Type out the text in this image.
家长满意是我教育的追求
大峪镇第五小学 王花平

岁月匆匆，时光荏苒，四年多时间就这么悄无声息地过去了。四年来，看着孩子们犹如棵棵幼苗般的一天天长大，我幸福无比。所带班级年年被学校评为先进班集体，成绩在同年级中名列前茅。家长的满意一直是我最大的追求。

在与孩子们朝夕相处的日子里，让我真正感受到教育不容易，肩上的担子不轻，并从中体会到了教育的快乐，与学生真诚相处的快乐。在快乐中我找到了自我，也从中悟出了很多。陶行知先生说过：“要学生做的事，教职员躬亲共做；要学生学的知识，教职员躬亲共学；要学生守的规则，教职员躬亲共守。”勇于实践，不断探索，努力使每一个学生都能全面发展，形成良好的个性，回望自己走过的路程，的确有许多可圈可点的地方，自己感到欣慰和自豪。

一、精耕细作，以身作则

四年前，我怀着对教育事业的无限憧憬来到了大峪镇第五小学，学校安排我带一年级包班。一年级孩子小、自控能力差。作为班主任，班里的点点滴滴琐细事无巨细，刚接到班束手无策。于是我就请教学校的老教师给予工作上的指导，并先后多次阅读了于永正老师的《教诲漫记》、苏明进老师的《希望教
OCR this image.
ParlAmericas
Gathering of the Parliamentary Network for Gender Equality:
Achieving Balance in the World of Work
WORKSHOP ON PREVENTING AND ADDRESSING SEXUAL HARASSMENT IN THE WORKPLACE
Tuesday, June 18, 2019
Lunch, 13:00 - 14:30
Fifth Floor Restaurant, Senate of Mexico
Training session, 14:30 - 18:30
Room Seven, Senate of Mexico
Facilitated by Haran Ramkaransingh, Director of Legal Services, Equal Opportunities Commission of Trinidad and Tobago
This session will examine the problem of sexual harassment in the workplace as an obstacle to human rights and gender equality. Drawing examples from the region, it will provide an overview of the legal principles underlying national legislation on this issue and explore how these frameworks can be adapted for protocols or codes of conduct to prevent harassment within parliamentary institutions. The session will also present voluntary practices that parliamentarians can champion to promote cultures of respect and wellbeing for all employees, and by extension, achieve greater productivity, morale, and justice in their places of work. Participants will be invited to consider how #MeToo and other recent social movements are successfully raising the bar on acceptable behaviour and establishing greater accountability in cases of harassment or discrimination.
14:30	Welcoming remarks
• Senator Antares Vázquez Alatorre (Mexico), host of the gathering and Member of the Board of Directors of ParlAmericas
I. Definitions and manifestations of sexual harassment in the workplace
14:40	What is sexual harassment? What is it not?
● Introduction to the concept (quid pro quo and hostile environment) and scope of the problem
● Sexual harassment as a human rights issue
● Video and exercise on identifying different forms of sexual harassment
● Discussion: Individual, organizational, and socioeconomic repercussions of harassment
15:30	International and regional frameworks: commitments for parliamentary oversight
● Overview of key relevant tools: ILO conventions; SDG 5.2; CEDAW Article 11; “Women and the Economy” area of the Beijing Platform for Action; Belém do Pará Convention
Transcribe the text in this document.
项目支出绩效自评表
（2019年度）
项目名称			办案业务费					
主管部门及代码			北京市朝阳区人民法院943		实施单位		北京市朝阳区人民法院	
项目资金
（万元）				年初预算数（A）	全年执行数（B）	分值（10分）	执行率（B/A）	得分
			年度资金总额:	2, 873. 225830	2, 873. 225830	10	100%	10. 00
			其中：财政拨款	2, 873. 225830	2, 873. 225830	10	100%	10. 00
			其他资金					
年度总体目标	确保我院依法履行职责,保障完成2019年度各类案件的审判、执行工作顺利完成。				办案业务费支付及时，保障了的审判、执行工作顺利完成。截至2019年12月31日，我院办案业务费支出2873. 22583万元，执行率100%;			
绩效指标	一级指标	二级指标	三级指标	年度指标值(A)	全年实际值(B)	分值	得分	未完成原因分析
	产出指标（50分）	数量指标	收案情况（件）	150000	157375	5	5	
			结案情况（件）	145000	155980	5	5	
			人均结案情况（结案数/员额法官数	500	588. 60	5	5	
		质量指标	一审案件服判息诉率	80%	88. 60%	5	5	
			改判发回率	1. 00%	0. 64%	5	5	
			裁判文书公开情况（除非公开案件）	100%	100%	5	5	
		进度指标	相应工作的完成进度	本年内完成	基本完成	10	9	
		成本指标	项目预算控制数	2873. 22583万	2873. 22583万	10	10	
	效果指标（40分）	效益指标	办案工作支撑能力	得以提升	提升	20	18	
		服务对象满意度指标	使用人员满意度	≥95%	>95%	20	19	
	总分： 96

════════════════

What the exercise asks =>
In full and verbatim, repeat the records given above.

Correct output =>
Type out the text in this image.
家长满意是我教育的追求
大峪镇第五小学 王花平

岁月匆匆，时光荏苒，四年多时间就这么悄无声息地过去了。四年来，看着孩子们犹如棵棵幼苗般的一天天长大，我幸福无比。所带班级年年被学校评为先进班集体，成绩在同年级中名列前茅。家长的满意一直是我最大的追求。

在与孩子们朝夕相处的日子里，让我真正感受到教育不容易，肩上的担子不轻，并从中体会到了教育的快乐，与学生真诚相处的快乐。在快乐中我找到了自我，也从中悟出了很多。陶行知先生说过：“要学生做的事，教职员躬亲共做；要学生学的知识，教职员躬亲共学；要学生守的规则，教职员躬亲共守。”勇于实践，不断探索，努力使每一个学生都能全面发展，形成良好的个性，回望自己走过的路程，的确有许多可圈可点的地方，自己感到欣慰和自豪。

一、精耕细作，以身作则

四年前，我怀着对教育事业的无限憧憬来到了大峪镇第五小学，学校安排我带一年级包班。一年级孩子小、自控能力差。作为班主任，班里的点点滴滴琐细事无巨细，刚接到班束手无策。于是我就请教学校的老教师给予工作上的指导，并先后多次阅读了于永正老师的《教诲漫记》、苏明进老师的《希望教
OCR this image.
ParlAmericas
Gathering of the Parliamentary Network for Gender Equality:
Achieving Balance in the World of Work
WORKSHOP ON PREVENTING AND ADDRESSING SEXUAL HARASSMENT IN THE WORKPLACE
Tuesday, June 18, 2019
Lunch, 13:00 - 14:30
Fifth Floor Restaurant, Senate of Mexico
Training session, 14:30 - 18:30
Room Seven, Senate of Mexico
Facilitated by Haran Ramkaransingh, Director of Legal Services, Equal Opportunities Commission of Trinidad and Tobago
This session will examine the problem of sexual harassment in the workplace as an obstacle to human rights and gender equality. Drawing examples from the region, it will provide an overview of the legal principles underlying national legislation on this issue and explore how these frameworks can be adapted for protocols or codes of conduct to prevent harassment within parliamentary institutions. The session will also present voluntary practices that parliamentarians can champion to promote cultures of respect and wellbeing for all employees, and by extension, achieve greater productivity, morale, and justice in their places of work. Participants will be invited to consider how #MeToo and other recent social movements are successfully raising the bar on acceptable behaviour and establishing greater accountability in cases of harassment or discrimination.
14:30	Welcoming remarks
• Senator Antares Vázquez Alatorre (Mexico), host of the gathering and Member of the Board of Directors of ParlAmericas
I. Definitions and manifestations of sexual harassment in the workplace
14:40	What is sexual harassment? What is it not?
● Introduction to the concept (quid pro quo and hostile environment) and scope of the problem
● Sexual harassment as a human rights issue
● Video and exercise on identifying different forms of sexual harassment
● Discussion: Individual, organizational, and socioeconomic repercussions of harassment
15:30	International and regional frameworks: commitments for parliamentary oversight
● Overview of key relevant tools: ILO conventions; SDG 5.2; CEDAW Article 11; “Women and the Economy” area of the Beijing Platform for Action; Belém do Pará Convention
Transcribe the text in this document.
项目支出绩效自评表
（2019年度）
项目名称			办案业务费					
主管部门及代码			北京市朝阳区人民法院943		实施单位		北京市朝阳区人民法院	
项目资金
（万元）				年初预算数（A）	全年执行数（B）	分值（10分）	执行率（B/A）	得分
			年度资金总额:	2, 873. 225830	2, 873. 225830	10	100%	10. 00
			其中：财政拨款	2, 873. 225830	2, 873. 225830	10	100%	10. 00
			其他资金					
年度总体目标	确保我院依法履行职责,保障完成2019年度各类案件的审判、执行工作顺利完成。				办案业务费支付及时，保障了的审判、执行工作顺利完成。截至2019年12月31日，我院办案业务费支出2873. 22583万元，执行率100%;			
绩效指标	一级指标	二级指标	三级指标	年度指标值(A)	全年实际值(B)	分值	得分	未完成原因分析
	产出指标（50分）	数量指标	收案情况（件）	150000	157375	5	5	
			结案情况（件）	145000	155980	5	5	
			人均结案情况（结案数/员额法官数	500	588. 60	5	5	
		质量指标	一审案件服判息诉率	80%	88. 60%	5	5	
			改判发回率	1. 00%	0. 64%	5	5	
			裁判文书公开情况（除非公开案件）	100%	100%	5	5	
		进度指标	相应工作的完成进度	本年内完成	基本完成	10	9	
		成本指标	项目预算控制数	2873. 22583万	2873. 22583万	10	10	
	效果指标（40分）	效益指标	办案工作支撑能力	得以提升	提升	20	18	
		服务对象满意度指标	使用人员满意度	≥95%	>95%	20	19	
	总分： 96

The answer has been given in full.